Filter out everything except lines holding "this".

** Stored records **
##############################

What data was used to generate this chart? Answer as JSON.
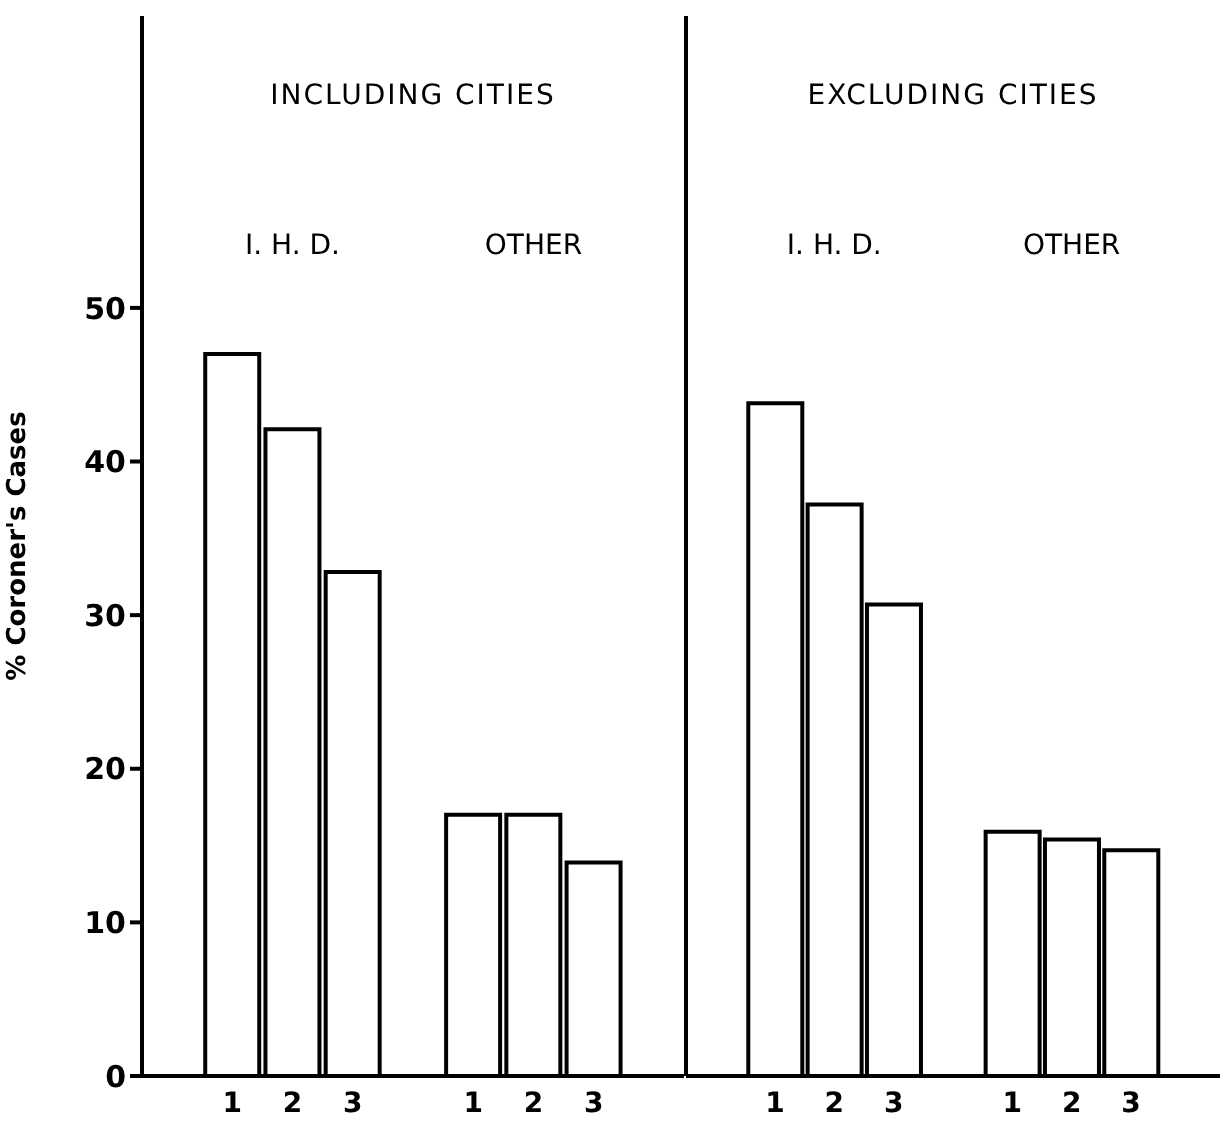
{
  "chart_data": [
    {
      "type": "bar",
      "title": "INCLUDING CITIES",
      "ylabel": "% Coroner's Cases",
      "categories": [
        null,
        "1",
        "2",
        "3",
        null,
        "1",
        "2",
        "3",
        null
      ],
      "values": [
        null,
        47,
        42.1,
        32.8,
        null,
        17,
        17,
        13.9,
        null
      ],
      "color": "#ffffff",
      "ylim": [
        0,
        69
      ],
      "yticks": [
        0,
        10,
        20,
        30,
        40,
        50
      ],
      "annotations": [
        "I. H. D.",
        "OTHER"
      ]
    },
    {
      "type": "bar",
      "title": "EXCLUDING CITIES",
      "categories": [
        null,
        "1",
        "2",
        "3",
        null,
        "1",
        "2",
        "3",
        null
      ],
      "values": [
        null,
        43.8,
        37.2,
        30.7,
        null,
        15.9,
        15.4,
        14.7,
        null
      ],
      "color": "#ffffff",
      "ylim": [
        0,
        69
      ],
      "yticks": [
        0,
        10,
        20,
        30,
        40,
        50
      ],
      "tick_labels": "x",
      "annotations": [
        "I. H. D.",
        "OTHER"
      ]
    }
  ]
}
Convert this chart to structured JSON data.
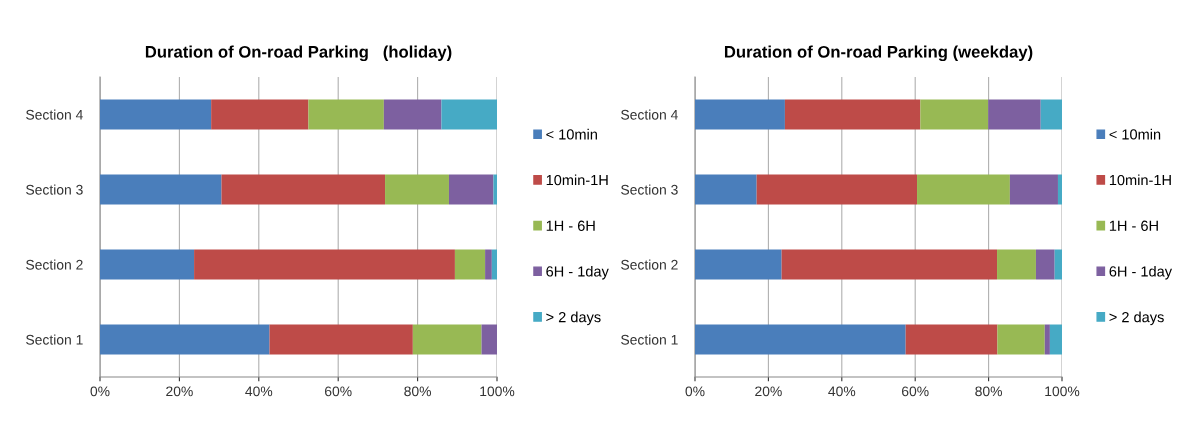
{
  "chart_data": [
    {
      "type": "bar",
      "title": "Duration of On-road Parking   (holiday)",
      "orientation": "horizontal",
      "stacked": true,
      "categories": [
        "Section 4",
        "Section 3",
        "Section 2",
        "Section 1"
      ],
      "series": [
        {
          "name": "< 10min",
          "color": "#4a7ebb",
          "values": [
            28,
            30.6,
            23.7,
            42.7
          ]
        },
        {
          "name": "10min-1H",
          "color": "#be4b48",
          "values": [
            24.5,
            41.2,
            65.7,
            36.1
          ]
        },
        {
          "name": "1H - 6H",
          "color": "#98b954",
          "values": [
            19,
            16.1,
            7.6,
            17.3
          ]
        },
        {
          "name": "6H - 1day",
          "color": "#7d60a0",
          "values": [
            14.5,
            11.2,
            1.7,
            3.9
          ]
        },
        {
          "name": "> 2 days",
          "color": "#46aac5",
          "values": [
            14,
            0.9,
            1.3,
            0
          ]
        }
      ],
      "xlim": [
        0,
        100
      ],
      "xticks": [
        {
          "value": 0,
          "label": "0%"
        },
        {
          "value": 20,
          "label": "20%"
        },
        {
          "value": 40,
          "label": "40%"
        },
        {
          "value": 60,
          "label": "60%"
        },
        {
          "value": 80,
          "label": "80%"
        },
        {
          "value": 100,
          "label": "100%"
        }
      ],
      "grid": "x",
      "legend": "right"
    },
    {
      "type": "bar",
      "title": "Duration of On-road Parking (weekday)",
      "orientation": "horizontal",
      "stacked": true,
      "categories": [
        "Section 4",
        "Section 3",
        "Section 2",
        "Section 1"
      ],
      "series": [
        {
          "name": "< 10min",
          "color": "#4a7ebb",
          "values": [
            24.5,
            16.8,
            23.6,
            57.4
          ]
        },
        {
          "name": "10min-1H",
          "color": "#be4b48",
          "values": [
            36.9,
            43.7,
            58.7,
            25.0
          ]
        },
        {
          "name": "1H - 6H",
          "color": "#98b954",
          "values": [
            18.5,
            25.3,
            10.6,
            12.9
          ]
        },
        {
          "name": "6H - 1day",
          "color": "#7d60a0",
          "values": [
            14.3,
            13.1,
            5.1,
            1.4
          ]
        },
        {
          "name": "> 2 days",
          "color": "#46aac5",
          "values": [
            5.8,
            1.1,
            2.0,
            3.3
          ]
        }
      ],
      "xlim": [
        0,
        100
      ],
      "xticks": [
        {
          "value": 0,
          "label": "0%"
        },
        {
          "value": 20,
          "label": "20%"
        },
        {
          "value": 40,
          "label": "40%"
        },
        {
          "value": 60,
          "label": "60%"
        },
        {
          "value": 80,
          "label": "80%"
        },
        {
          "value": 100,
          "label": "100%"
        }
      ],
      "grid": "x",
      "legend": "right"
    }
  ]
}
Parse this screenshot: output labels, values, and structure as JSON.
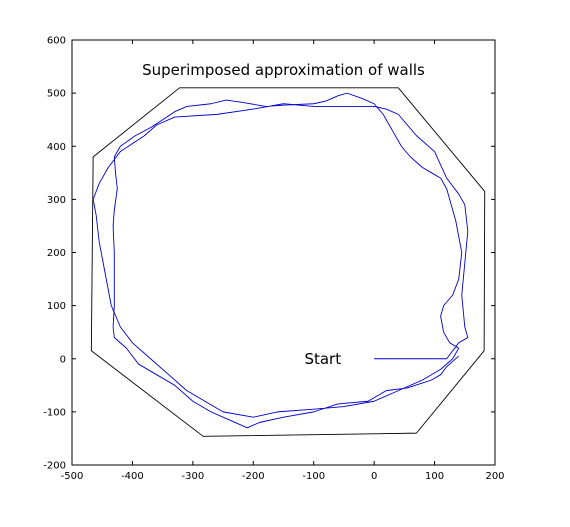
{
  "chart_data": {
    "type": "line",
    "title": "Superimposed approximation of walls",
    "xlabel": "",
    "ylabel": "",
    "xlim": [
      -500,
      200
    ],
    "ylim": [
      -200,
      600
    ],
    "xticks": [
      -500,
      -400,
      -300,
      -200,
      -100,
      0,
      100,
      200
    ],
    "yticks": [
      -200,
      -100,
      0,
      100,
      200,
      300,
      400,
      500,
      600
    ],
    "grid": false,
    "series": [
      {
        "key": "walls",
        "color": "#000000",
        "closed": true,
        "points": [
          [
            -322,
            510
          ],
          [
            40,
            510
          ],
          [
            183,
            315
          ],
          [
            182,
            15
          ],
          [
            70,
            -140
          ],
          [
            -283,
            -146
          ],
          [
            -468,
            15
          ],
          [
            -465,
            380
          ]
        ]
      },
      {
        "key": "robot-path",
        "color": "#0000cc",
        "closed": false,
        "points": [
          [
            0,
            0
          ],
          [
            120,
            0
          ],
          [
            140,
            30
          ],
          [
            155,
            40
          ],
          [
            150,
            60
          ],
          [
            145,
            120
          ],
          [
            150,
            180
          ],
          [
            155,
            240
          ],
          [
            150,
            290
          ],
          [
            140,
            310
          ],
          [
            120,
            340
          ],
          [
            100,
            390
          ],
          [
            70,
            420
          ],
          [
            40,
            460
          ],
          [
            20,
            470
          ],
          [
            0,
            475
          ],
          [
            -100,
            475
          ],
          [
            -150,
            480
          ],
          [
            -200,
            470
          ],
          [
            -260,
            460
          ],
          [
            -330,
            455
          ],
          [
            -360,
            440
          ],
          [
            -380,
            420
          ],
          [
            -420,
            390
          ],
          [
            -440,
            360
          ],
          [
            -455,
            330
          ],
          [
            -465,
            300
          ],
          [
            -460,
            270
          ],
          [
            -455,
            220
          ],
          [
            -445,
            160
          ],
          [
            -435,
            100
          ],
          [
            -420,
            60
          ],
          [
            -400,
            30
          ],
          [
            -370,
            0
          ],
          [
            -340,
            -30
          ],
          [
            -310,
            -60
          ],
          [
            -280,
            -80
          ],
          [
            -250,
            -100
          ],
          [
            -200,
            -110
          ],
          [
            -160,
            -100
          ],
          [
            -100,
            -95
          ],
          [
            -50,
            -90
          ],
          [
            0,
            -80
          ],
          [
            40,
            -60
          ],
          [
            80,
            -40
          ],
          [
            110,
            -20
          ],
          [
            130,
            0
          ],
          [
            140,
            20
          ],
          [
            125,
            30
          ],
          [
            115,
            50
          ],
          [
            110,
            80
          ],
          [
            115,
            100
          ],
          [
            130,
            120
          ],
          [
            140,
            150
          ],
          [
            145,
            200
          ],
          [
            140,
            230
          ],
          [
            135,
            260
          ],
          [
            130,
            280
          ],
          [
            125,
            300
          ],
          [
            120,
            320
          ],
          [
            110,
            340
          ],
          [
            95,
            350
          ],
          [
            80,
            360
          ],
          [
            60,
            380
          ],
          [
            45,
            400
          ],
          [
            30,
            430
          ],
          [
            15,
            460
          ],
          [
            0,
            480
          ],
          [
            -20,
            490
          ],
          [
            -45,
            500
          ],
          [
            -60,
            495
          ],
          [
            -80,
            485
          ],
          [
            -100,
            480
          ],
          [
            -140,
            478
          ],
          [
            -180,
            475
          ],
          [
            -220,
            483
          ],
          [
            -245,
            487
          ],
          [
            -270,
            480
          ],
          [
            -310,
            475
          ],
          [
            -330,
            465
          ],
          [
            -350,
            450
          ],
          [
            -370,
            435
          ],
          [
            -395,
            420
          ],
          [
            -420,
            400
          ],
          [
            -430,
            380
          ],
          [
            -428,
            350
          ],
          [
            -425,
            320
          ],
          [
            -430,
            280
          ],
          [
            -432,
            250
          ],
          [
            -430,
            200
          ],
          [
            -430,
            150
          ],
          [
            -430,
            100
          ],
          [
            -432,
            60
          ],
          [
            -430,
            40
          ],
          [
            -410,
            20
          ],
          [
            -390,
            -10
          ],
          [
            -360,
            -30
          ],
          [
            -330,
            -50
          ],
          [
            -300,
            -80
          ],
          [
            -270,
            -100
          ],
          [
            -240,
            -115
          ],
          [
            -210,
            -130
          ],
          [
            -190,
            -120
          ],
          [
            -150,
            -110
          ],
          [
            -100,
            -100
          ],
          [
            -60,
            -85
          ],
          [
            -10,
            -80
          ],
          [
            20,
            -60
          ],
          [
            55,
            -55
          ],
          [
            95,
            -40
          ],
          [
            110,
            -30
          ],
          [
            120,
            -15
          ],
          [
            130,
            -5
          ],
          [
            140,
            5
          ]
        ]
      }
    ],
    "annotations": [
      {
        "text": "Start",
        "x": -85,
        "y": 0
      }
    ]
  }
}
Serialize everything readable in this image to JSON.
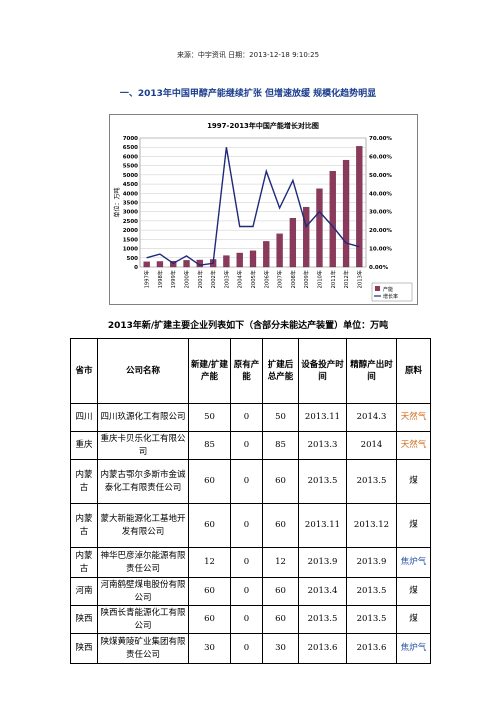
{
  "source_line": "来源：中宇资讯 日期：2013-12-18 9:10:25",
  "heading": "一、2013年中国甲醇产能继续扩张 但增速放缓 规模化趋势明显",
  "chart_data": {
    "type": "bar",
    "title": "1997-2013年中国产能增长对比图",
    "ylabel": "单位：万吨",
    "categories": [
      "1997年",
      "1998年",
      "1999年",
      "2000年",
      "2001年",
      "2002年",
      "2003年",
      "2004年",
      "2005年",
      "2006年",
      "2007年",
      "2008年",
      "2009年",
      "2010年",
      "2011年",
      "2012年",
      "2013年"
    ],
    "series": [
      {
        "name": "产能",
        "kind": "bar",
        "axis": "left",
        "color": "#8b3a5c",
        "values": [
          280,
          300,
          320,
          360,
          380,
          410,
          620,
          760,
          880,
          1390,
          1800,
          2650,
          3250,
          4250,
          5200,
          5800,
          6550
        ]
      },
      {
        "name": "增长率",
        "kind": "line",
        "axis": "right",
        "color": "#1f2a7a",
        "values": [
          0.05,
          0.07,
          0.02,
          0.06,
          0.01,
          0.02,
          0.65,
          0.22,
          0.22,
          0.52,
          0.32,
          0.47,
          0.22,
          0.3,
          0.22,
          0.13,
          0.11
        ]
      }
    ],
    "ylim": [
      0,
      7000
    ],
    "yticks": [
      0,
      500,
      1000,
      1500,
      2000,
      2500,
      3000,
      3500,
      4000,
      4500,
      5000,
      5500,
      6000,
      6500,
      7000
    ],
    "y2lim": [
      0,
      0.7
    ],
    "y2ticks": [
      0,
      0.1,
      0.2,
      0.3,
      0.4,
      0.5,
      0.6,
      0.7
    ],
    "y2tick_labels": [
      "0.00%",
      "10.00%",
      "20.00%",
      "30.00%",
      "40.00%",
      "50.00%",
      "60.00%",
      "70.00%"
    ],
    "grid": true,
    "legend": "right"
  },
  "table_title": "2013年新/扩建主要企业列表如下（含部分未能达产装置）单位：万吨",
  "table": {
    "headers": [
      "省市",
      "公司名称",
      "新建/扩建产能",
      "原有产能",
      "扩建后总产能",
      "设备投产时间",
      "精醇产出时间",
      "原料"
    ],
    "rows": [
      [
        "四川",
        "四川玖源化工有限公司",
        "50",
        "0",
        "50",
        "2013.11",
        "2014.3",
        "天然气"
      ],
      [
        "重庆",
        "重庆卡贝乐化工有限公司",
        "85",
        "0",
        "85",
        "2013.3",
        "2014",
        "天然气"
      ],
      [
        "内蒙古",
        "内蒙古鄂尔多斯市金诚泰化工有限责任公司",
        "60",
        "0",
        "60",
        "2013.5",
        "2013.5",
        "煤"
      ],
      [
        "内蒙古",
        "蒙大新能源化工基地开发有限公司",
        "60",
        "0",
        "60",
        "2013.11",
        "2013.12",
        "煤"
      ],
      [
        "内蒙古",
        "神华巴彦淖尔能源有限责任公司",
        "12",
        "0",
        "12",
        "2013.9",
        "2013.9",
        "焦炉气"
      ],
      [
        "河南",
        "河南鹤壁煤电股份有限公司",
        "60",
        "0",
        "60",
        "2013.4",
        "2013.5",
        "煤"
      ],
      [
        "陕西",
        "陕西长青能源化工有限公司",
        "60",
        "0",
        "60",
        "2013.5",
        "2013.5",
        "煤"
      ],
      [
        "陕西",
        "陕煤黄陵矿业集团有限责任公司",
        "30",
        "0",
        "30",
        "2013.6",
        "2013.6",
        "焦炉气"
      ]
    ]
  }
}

##############################

** Finished exercise **
What data was used to generate this chart? Answer as JSON.
Convert this chart to structured JSON data.
Parse this screenshot: output labels, values, and structure as JSON.
Serialize everything readable in this image to JSON.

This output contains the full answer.